● Region annotation records:
● ● ● ● ●
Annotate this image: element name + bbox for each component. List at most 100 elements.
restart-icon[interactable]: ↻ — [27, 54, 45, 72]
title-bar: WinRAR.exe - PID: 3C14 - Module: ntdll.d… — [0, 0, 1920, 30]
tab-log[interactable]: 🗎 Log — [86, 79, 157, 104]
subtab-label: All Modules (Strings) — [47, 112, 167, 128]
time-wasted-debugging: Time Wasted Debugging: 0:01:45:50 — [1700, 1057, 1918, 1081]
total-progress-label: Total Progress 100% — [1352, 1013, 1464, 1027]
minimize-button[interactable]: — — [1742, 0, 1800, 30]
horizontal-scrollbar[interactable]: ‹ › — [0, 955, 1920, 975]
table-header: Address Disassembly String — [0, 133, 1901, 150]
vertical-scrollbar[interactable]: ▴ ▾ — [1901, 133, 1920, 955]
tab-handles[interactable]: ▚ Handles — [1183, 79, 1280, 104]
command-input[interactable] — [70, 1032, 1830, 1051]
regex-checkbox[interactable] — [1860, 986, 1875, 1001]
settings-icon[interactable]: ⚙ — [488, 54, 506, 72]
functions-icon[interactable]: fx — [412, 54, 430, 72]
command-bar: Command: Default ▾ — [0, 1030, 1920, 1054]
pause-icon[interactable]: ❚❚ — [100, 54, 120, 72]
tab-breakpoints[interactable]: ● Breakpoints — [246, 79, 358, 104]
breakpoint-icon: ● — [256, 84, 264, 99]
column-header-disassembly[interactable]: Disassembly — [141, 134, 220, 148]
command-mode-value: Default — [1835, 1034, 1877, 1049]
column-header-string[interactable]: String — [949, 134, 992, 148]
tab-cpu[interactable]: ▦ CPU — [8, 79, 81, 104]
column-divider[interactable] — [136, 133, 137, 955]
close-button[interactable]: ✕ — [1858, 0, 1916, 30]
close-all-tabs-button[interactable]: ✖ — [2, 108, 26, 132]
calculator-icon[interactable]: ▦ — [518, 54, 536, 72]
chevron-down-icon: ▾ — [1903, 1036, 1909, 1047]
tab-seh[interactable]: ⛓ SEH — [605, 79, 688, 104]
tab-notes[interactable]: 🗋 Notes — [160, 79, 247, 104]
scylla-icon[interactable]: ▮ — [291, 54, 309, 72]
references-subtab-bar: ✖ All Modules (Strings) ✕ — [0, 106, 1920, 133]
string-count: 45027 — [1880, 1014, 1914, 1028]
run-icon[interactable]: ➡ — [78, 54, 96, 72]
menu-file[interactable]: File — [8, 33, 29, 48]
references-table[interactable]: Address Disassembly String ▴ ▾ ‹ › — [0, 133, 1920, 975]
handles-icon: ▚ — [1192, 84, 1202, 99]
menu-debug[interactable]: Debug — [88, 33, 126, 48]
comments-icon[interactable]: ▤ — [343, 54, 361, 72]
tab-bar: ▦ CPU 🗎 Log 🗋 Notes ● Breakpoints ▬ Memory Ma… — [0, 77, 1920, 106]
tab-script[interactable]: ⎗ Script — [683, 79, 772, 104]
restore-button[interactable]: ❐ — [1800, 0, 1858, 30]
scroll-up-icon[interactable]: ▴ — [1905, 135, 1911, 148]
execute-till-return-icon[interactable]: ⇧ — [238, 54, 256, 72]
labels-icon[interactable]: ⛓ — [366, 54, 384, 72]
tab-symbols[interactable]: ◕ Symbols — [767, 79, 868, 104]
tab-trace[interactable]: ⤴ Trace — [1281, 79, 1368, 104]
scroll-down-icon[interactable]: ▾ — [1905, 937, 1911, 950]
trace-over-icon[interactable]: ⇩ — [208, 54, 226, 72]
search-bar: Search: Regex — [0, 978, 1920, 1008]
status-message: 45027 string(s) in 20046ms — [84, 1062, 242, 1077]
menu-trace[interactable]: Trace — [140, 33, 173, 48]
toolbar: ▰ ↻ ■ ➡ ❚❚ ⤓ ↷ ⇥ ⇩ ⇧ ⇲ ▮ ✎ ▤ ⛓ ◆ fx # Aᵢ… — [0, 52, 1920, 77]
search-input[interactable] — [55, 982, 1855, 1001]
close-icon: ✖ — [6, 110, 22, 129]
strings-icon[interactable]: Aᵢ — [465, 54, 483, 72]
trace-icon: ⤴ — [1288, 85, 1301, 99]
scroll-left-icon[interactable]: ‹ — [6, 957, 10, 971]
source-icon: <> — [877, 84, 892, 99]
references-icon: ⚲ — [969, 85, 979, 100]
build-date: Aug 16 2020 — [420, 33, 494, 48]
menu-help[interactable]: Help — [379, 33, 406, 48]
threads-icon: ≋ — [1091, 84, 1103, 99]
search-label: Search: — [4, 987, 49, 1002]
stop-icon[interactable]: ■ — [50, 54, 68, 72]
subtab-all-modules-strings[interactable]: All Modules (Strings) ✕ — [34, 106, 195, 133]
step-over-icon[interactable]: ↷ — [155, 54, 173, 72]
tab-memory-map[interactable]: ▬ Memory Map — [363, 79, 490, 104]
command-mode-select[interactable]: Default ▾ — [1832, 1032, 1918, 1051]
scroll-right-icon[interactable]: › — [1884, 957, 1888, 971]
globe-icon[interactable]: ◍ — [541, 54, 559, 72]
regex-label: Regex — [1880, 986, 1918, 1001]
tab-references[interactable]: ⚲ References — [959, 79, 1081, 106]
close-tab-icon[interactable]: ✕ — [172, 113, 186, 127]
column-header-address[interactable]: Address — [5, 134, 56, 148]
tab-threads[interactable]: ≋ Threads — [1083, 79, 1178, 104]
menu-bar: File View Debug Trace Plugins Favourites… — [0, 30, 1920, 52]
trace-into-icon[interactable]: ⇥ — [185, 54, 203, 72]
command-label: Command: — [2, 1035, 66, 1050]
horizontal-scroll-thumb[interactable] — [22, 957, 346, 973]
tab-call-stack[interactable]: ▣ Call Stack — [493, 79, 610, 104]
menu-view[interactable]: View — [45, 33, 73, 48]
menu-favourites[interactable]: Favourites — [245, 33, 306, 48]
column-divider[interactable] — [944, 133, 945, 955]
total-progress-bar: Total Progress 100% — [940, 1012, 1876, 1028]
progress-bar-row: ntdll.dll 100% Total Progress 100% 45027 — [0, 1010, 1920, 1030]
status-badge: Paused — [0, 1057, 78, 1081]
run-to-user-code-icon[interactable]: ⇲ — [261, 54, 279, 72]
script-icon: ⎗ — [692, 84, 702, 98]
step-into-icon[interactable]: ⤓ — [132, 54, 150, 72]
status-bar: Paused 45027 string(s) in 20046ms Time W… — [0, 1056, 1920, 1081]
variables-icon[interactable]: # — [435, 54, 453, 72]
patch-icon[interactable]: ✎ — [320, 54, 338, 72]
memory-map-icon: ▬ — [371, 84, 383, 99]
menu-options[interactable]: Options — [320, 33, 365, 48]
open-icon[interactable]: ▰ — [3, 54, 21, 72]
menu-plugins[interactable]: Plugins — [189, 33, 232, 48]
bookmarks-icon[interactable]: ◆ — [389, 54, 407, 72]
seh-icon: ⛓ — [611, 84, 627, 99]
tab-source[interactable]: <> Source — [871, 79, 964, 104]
● ● ● ● ●
● What is asked: Could you write out the lines above again, putting "Stopped" in place of every "Paused" and changing nothing else?

● Result of this task:
Annotate this image: element name + bbox for each component. List at most 100 elements.
restart-icon[interactable]: ↻ — [27, 54, 45, 72]
title-bar: WinRAR.exe - PID: 3C14 - Module: ntdll.d… — [0, 0, 1920, 30]
tab-log[interactable]: 🗎 Log — [86, 79, 157, 104]
subtab-label: All Modules (Strings) — [47, 112, 167, 128]
time-wasted-debugging: Time Wasted Debugging: 0:01:45:50 — [1700, 1057, 1918, 1081]
total-progress-label: Total Progress 100% — [1352, 1013, 1464, 1027]
minimize-button[interactable]: — — [1742, 0, 1800, 30]
horizontal-scrollbar[interactable]: ‹ › — [0, 955, 1920, 975]
table-header: Address Disassembly String — [0, 133, 1901, 150]
vertical-scrollbar[interactable]: ▴ ▾ — [1901, 133, 1920, 955]
tab-handles[interactable]: ▚ Handles — [1183, 79, 1280, 104]
command-input[interactable] — [70, 1032, 1830, 1051]
regex-checkbox[interactable] — [1860, 986, 1875, 1001]
settings-icon[interactable]: ⚙ — [488, 54, 506, 72]
functions-icon[interactable]: fx — [412, 54, 430, 72]
command-bar: Command: Default ▾ — [0, 1030, 1920, 1054]
pause-icon[interactable]: ❚❚ — [100, 54, 120, 72]
tab-breakpoints[interactable]: ● Breakpoints — [246, 79, 358, 104]
breakpoint-icon: ● — [256, 84, 264, 99]
column-header-disassembly[interactable]: Disassembly — [141, 134, 220, 148]
command-mode-value: Default — [1835, 1034, 1877, 1049]
column-header-string[interactable]: String — [949, 134, 992, 148]
tab-cpu[interactable]: ▦ CPU — [8, 79, 81, 104]
column-divider[interactable] — [136, 133, 137, 955]
close-button[interactable]: ✕ — [1858, 0, 1916, 30]
close-all-tabs-button[interactable]: ✖ — [2, 108, 26, 132]
calculator-icon[interactable]: ▦ — [518, 54, 536, 72]
chevron-down-icon: ▾ — [1903, 1036, 1909, 1047]
tab-seh[interactable]: ⛓ SEH — [605, 79, 688, 104]
tab-notes[interactable]: 🗋 Notes — [160, 79, 247, 104]
scylla-icon[interactable]: ▮ — [291, 54, 309, 72]
references-subtab-bar: ✖ All Modules (Strings) ✕ — [0, 106, 1920, 133]
string-count: 45027 — [1880, 1014, 1914, 1028]
run-icon[interactable]: ➡ — [78, 54, 96, 72]
menu-file[interactable]: File — [8, 33, 29, 48]
references-table[interactable]: Address Disassembly String ▴ ▾ ‹ › — [0, 133, 1920, 975]
handles-icon: ▚ — [1192, 84, 1202, 99]
menu-debug[interactable]: Debug — [88, 33, 126, 48]
comments-icon[interactable]: ▤ — [343, 54, 361, 72]
tab-bar: ▦ CPU 🗎 Log 🗋 Notes ● Breakpoints ▬ Memory Ma… — [0, 77, 1920, 106]
tab-script[interactable]: ⎗ Script — [683, 79, 772, 104]
restore-button[interactable]: ❐ — [1800, 0, 1858, 30]
scroll-up-icon[interactable]: ▴ — [1905, 135, 1911, 148]
execute-till-return-icon[interactable]: ⇧ — [238, 54, 256, 72]
labels-icon[interactable]: ⛓ — [366, 54, 384, 72]
tab-symbols[interactable]: ◕ Symbols — [767, 79, 868, 104]
tab-trace[interactable]: ⤴ Trace — [1281, 79, 1368, 104]
scroll-down-icon[interactable]: ▾ — [1905, 937, 1911, 950]
trace-over-icon[interactable]: ⇩ — [208, 54, 226, 72]
search-bar: Search: Regex — [0, 978, 1920, 1008]
status-message: 45027 string(s) in 20046ms — [84, 1062, 242, 1077]
menu-trace[interactable]: Trace — [140, 33, 173, 48]
toolbar: ▰ ↻ ■ ➡ ❚❚ ⤓ ↷ ⇥ ⇩ ⇧ ⇲ ▮ ✎ ▤ ⛓ ◆ fx # Aᵢ… — [0, 52, 1920, 77]
search-input[interactable] — [55, 982, 1855, 1001]
close-icon: ✖ — [6, 110, 22, 129]
strings-icon[interactable]: Aᵢ — [465, 54, 483, 72]
trace-icon: ⤴ — [1288, 85, 1301, 99]
scroll-left-icon[interactable]: ‹ — [6, 957, 10, 971]
source-icon: <> — [877, 84, 892, 99]
references-icon: ⚲ — [969, 85, 979, 100]
build-date: Aug 16 2020 — [420, 33, 494, 48]
menu-help[interactable]: Help — [379, 33, 406, 48]
threads-icon: ≋ — [1091, 84, 1103, 99]
search-label: Search: — [4, 987, 49, 1002]
stop-icon[interactable]: ■ — [50, 54, 68, 72]
subtab-all-modules-strings[interactable]: All Modules (Strings) ✕ — [34, 106, 195, 133]
step-over-icon[interactable]: ↷ — [155, 54, 173, 72]
tab-memory-map[interactable]: ▬ Memory Map — [363, 79, 490, 104]
command-mode-select[interactable]: Default ▾ — [1832, 1032, 1918, 1051]
scroll-right-icon[interactable]: › — [1884, 957, 1888, 971]
globe-icon[interactable]: ◍ — [541, 54, 559, 72]
regex-label: Regex — [1880, 986, 1918, 1001]
tab-references[interactable]: ⚲ References — [959, 79, 1081, 106]
close-tab-icon[interactable]: ✕ — [172, 113, 186, 127]
column-header-address[interactable]: Address — [5, 134, 56, 148]
tab-threads[interactable]: ≋ Threads — [1083, 79, 1178, 104]
menu-bar: File View Debug Trace Plugins Favourites… — [0, 30, 1920, 52]
trace-into-icon[interactable]: ⇥ — [185, 54, 203, 72]
command-label: Command: — [2, 1035, 66, 1050]
horizontal-scroll-thumb[interactable] — [22, 957, 346, 973]
tab-call-stack[interactable]: ▣ Call Stack — [493, 79, 610, 104]
menu-view[interactable]: View — [45, 33, 73, 48]
menu-favourites[interactable]: Favourites — [245, 33, 306, 48]
column-divider[interactable] — [944, 133, 945, 955]
total-progress-bar: Total Progress 100% — [940, 1012, 1876, 1028]
progress-bar-row: ntdll.dll 100% Total Progress 100% 45027 — [0, 1010, 1920, 1030]
status-badge: Stopped — [0, 1057, 78, 1081]
run-to-user-code-icon[interactable]: ⇲ — [261, 54, 279, 72]
script-icon: ⎗ — [692, 84, 702, 98]
step-into-icon[interactable]: ⤓ — [132, 54, 150, 72]
status-bar: Stopped 45027 string(s) in 20046ms Time W… — [0, 1056, 1920, 1081]
variables-icon[interactable]: # — [435, 54, 453, 72]
patch-icon[interactable]: ✎ — [320, 54, 338, 72]
memory-map-icon: ▬ — [371, 84, 383, 99]
menu-options[interactable]: Options — [320, 33, 365, 48]
open-icon[interactable]: ▰ — [3, 54, 21, 72]
menu-plugins[interactable]: Plugins — [189, 33, 232, 48]
bookmarks-icon[interactable]: ◆ — [389, 54, 407, 72]
seh-icon: ⛓ — [611, 84, 627, 99]
tab-source[interactable]: <> Source — [871, 79, 964, 104]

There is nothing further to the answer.